>>>

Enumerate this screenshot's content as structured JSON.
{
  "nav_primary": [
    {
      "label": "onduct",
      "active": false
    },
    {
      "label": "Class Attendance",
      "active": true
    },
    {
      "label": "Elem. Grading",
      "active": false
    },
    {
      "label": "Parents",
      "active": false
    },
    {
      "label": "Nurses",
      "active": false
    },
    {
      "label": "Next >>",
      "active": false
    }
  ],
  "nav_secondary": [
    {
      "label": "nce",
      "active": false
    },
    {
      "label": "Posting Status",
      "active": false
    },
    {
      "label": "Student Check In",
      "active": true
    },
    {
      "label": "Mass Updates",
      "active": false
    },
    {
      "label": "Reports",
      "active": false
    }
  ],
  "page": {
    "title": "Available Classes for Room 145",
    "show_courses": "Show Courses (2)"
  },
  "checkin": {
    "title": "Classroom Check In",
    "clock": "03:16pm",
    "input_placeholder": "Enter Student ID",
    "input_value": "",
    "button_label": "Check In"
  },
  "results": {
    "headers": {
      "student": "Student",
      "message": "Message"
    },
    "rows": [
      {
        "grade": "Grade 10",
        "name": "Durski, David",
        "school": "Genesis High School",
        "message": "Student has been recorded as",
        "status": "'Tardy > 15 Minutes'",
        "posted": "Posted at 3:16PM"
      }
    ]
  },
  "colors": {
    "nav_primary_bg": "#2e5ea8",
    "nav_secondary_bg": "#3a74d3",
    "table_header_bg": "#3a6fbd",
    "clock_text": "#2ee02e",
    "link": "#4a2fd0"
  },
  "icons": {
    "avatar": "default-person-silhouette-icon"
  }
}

<<<

** EXERCISE GOAL **
Retype the records, line for line.

** RESULT OF THE TASK **
Enumerate this screenshot's content as structured JSON.
{
  "nav_primary": [
    {
      "label": "onduct",
      "active": false
    },
    {
      "label": "Class Attendance",
      "active": true
    },
    {
      "label": "Elem. Grading",
      "active": false
    },
    {
      "label": "Parents",
      "active": false
    },
    {
      "label": "Nurses",
      "active": false
    },
    {
      "label": "Next >>",
      "active": false
    }
  ],
  "nav_secondary": [
    {
      "label": "nce",
      "active": false
    },
    {
      "label": "Posting Status",
      "active": false
    },
    {
      "label": "Student Check In",
      "active": true
    },
    {
      "label": "Mass Updates",
      "active": false
    },
    {
      "label": "Reports",
      "active": false
    }
  ],
  "page": {
    "title": "Available Classes for Room 145",
    "show_courses": "Show Courses (2)"
  },
  "checkin": {
    "title": "Classroom Check In",
    "clock": "03:16pm",
    "input_placeholder": "Enter Student ID",
    "input_value": "",
    "button_label": "Check In"
  },
  "results": {
    "headers": {
      "student": "Student",
      "message": "Message"
    },
    "rows": [
      {
        "grade": "Grade 10",
        "name": "Durski, David",
        "school": "Genesis High School",
        "message": "Student has been recorded as",
        "status": "'Tardy > 15 Minutes'",
        "posted": "Posted at 3:16PM"
      }
    ]
  },
  "colors": {
    "nav_primary_bg": "#2e5ea8",
    "nav_secondary_bg": "#3a74d3",
    "table_header_bg": "#3a6fbd",
    "clock_text": "#2ee02e",
    "link": "#4a2fd0"
  },
  "icons": {
    "avatar": "default-person-silhouette-icon"
  }
}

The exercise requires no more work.